*** Block opens ***
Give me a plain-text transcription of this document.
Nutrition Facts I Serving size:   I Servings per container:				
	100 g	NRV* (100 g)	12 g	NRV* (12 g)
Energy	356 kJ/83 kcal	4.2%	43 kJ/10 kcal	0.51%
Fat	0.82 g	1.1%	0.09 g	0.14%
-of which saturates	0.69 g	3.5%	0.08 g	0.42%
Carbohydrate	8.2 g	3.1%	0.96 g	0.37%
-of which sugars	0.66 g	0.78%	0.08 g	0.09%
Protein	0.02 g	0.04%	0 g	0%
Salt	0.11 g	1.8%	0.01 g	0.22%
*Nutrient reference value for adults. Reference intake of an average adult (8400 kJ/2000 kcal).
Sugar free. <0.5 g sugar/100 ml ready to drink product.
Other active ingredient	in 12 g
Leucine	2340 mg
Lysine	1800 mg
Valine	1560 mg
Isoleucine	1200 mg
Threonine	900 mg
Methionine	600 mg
*** Block closes ***
Exercise brief:
Determine how many lines of the material above contain "kcal", and give that number with no other words.

Task output:
2